## Start MATERIAL PROVIDED

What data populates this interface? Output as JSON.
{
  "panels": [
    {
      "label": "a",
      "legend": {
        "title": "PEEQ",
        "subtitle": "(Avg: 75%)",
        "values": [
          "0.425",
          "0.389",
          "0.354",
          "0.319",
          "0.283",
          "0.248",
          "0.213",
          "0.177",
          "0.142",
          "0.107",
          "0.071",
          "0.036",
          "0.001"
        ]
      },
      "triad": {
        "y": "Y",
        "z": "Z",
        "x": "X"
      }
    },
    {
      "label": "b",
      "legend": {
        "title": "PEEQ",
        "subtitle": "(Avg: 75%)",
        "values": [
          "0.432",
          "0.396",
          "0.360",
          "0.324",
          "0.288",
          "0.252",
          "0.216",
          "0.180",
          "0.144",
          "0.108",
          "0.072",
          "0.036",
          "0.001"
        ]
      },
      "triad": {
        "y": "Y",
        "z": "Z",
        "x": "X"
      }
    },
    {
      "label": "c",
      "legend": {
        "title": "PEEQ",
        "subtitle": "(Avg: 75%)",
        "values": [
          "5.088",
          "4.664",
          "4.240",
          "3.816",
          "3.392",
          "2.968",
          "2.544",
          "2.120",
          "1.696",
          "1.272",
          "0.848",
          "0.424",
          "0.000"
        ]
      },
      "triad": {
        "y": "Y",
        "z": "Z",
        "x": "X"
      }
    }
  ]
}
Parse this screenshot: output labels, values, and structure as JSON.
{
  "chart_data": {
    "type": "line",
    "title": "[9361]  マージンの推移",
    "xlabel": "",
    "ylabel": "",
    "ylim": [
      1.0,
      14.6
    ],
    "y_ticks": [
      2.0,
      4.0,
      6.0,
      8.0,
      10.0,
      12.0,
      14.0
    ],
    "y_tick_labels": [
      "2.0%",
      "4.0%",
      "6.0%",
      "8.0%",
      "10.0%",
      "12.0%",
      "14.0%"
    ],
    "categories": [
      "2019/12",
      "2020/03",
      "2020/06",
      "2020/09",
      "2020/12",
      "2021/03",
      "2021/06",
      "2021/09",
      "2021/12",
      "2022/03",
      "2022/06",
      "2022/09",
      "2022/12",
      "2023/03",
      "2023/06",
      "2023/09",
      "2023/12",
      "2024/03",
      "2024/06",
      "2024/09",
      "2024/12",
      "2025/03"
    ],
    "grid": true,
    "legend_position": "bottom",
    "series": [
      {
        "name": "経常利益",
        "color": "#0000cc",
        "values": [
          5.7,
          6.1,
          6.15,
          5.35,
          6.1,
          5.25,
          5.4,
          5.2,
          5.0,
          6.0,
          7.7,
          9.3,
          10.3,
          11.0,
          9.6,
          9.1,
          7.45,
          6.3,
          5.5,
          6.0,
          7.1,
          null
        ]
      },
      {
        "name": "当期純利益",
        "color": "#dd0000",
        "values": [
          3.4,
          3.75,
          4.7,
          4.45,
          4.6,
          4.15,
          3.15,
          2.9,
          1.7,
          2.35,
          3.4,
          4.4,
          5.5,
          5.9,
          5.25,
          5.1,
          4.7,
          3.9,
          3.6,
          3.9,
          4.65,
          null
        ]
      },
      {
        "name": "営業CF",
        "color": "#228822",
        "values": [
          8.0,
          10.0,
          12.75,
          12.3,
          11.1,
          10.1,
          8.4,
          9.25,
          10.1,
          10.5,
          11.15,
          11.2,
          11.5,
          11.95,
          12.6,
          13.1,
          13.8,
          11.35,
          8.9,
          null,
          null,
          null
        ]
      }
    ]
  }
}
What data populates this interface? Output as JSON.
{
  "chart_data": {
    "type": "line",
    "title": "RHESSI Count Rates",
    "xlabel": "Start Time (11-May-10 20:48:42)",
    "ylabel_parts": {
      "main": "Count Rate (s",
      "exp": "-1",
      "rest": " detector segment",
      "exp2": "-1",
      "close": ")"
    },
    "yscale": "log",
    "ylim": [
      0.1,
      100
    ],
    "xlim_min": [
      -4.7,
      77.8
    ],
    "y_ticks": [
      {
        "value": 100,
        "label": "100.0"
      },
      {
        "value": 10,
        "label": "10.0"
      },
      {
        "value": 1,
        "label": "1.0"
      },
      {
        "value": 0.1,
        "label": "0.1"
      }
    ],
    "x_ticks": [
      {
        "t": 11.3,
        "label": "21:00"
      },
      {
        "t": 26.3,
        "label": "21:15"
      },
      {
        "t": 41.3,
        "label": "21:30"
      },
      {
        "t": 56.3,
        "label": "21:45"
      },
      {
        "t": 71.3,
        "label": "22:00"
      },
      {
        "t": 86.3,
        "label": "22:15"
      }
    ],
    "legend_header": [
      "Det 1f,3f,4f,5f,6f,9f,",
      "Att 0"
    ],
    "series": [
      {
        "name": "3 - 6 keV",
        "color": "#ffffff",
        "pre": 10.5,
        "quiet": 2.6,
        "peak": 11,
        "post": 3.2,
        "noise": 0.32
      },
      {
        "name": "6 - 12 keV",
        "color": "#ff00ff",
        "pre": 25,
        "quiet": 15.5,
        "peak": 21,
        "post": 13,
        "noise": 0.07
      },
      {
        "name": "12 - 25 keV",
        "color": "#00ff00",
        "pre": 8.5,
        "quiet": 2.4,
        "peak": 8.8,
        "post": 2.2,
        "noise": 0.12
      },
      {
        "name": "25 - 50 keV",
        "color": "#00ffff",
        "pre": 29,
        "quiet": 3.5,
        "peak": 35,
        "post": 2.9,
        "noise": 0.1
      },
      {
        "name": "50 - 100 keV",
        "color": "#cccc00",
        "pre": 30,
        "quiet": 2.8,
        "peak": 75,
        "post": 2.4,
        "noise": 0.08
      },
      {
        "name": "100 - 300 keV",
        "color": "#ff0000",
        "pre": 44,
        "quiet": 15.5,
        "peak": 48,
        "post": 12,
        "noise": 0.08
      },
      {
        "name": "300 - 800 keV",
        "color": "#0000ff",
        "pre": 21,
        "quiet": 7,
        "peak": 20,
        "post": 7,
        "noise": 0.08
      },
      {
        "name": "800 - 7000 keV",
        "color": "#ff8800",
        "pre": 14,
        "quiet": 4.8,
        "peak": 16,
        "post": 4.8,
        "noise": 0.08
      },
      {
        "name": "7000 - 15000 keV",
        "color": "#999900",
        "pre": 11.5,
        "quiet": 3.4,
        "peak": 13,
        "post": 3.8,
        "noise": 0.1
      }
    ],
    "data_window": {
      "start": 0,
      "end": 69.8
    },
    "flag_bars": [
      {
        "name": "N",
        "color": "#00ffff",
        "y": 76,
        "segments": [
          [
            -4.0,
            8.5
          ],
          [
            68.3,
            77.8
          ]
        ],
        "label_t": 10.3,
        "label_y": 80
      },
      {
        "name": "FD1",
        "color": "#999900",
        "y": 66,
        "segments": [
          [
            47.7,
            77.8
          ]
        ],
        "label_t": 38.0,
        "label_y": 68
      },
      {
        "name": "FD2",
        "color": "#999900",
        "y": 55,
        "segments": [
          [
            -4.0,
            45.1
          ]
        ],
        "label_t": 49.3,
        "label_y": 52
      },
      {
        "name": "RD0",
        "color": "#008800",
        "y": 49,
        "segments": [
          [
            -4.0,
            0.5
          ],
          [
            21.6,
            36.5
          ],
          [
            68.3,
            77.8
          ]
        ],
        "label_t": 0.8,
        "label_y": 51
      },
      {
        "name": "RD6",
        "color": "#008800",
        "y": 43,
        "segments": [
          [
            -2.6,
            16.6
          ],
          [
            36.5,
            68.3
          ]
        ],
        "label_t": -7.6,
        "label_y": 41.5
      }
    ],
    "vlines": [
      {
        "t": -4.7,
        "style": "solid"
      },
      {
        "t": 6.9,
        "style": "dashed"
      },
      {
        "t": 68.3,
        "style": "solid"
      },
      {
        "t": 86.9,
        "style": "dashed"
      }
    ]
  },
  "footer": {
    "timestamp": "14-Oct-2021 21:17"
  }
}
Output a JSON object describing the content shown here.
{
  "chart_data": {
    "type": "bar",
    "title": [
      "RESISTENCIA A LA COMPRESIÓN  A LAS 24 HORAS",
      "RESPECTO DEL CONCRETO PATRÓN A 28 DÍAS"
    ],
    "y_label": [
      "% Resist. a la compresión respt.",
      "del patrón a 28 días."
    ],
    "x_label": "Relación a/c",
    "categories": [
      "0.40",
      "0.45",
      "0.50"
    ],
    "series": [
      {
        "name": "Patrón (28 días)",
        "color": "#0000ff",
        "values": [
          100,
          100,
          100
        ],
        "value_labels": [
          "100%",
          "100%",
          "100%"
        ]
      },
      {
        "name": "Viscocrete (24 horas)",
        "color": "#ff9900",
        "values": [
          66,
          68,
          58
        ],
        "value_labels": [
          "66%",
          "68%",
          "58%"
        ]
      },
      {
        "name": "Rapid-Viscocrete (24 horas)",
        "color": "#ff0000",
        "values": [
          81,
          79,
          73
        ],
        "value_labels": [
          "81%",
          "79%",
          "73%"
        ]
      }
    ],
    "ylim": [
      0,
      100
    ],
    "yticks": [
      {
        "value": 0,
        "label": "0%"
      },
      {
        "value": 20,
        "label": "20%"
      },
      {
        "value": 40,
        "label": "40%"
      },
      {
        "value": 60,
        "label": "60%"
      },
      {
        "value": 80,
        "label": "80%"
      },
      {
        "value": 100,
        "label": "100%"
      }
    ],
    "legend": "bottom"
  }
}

## End MATERIAL PROVIDED

Report how many lines contain "Viscocrete". Give nothing but the number.

_SOLUTION FOR THIS PROBLEM_
2